◆ Work to do: Repeat the listing that follows, character for character, minus the pictures.

◆ Provided records:
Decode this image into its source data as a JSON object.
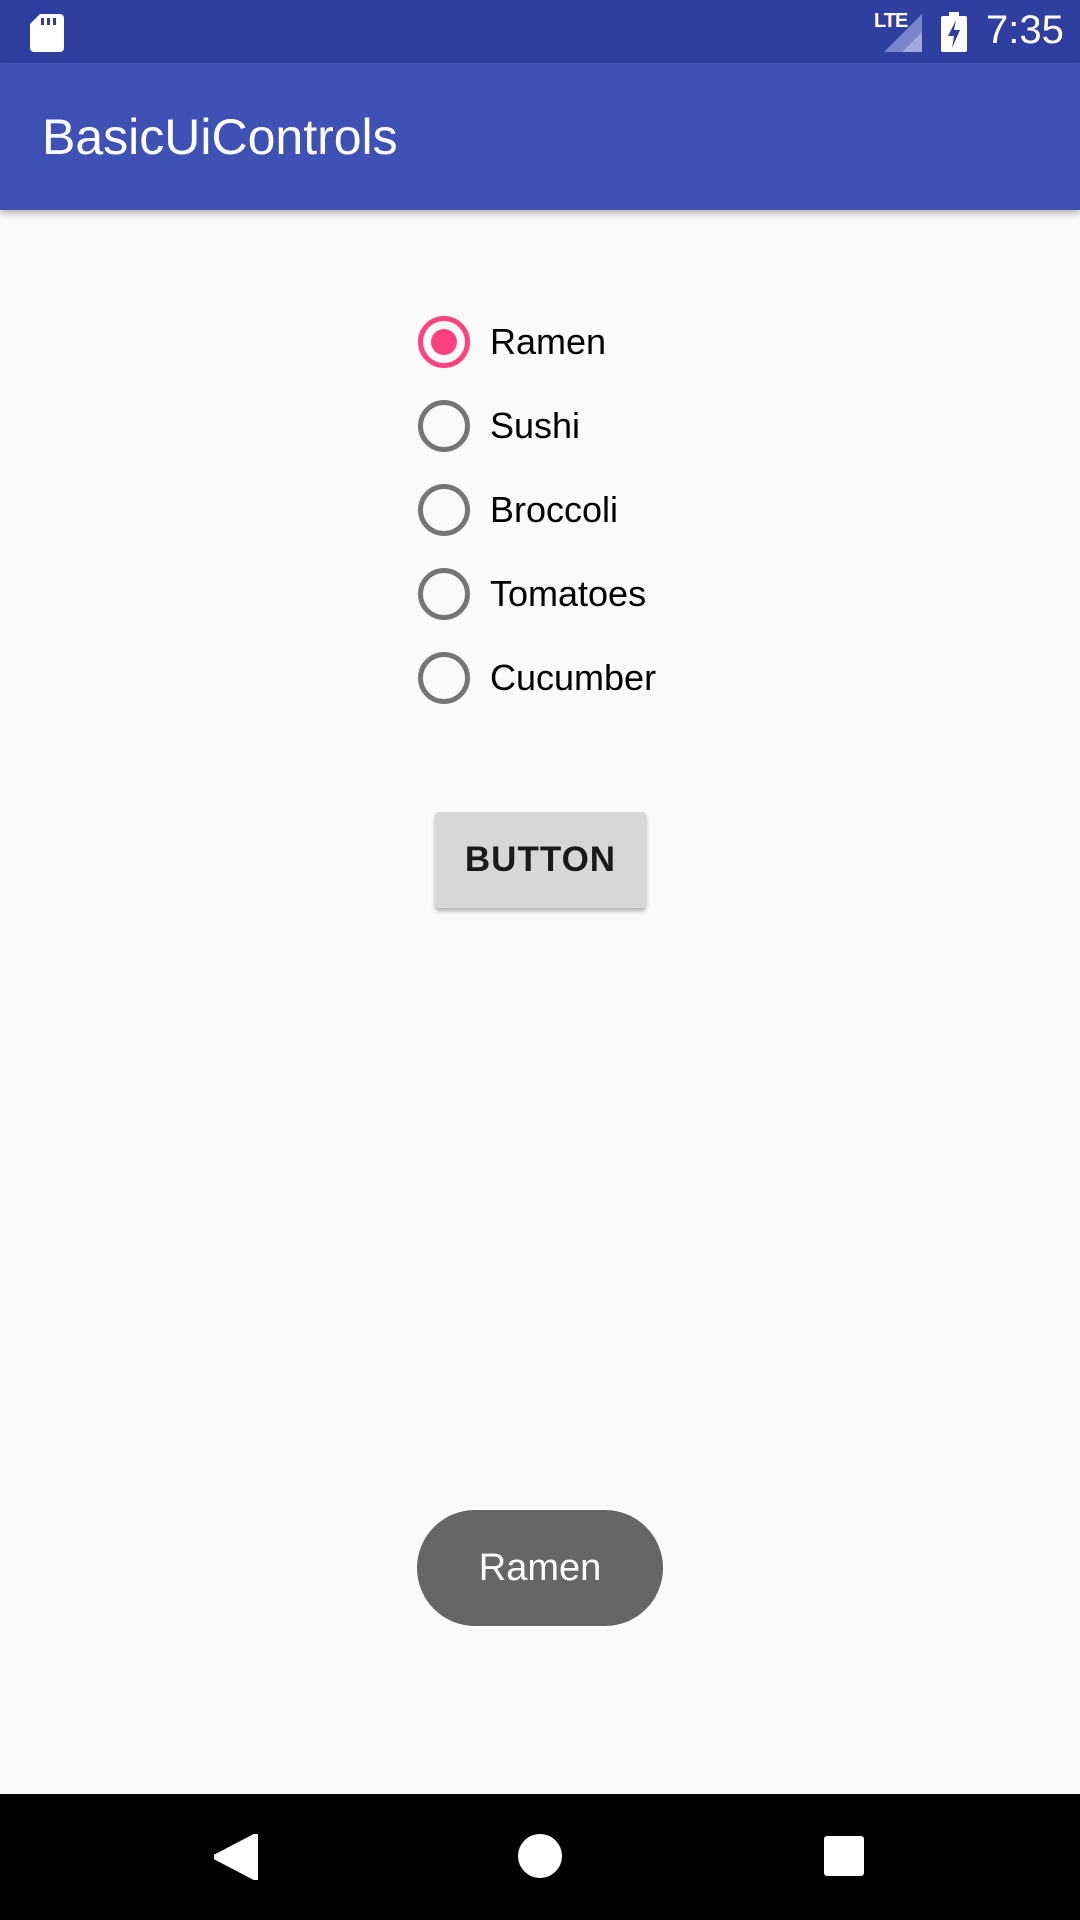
{
  "status_bar": {
    "time": "7:35",
    "network": "LTE",
    "icons": [
      "sd-card-icon",
      "signal-icon",
      "battery-charging-icon"
    ]
  },
  "app_bar": {
    "title": "BasicUiControls"
  },
  "radio_group": {
    "selected": "Ramen",
    "options": [
      {
        "label": "Ramen",
        "checked": true
      },
      {
        "label": "Sushi",
        "checked": false
      },
      {
        "label": "Broccoli",
        "checked": false
      },
      {
        "label": "Tomatoes",
        "checked": false
      },
      {
        "label": "Cucumber",
        "checked": false
      }
    ]
  },
  "button": {
    "label": "BUTTON"
  },
  "toast": {
    "message": "Ramen"
  },
  "nav_bar": {
    "icons": [
      "back-icon",
      "home-icon",
      "recents-icon"
    ]
  },
  "colors": {
    "status_bar": "#303f9f",
    "app_bar": "#3f51b5",
    "accent": "#ff4081",
    "radio_unchecked": "#757575",
    "button_bg": "#d6d7d7",
    "toast_bg": "#666666",
    "background": "#fafafa"
  }
}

◆ Answer for the task:
Decode this image into its source data as a JSON object.
{
  "status_bar": {
    "time": "7:35",
    "network": "LTE",
    "icons": [
      "sd-card-icon",
      "signal-icon",
      "battery-charging-icon"
    ]
  },
  "app_bar": {
    "title": "BasicUiControls"
  },
  "radio_group": {
    "selected": "Ramen",
    "options": [
      {
        "label": "Ramen",
        "checked": true
      },
      {
        "label": "Sushi",
        "checked": false
      },
      {
        "label": "Broccoli",
        "checked": false
      },
      {
        "label": "Tomatoes",
        "checked": false
      },
      {
        "label": "Cucumber",
        "checked": false
      }
    ]
  },
  "button": {
    "label": "BUTTON"
  },
  "toast": {
    "message": "Ramen"
  },
  "nav_bar": {
    "icons": [
      "back-icon",
      "home-icon",
      "recents-icon"
    ]
  },
  "colors": {
    "status_bar": "#303f9f",
    "app_bar": "#3f51b5",
    "accent": "#ff4081",
    "radio_unchecked": "#757575",
    "button_bg": "#d6d7d7",
    "toast_bg": "#666666",
    "background": "#fafafa"
  }
}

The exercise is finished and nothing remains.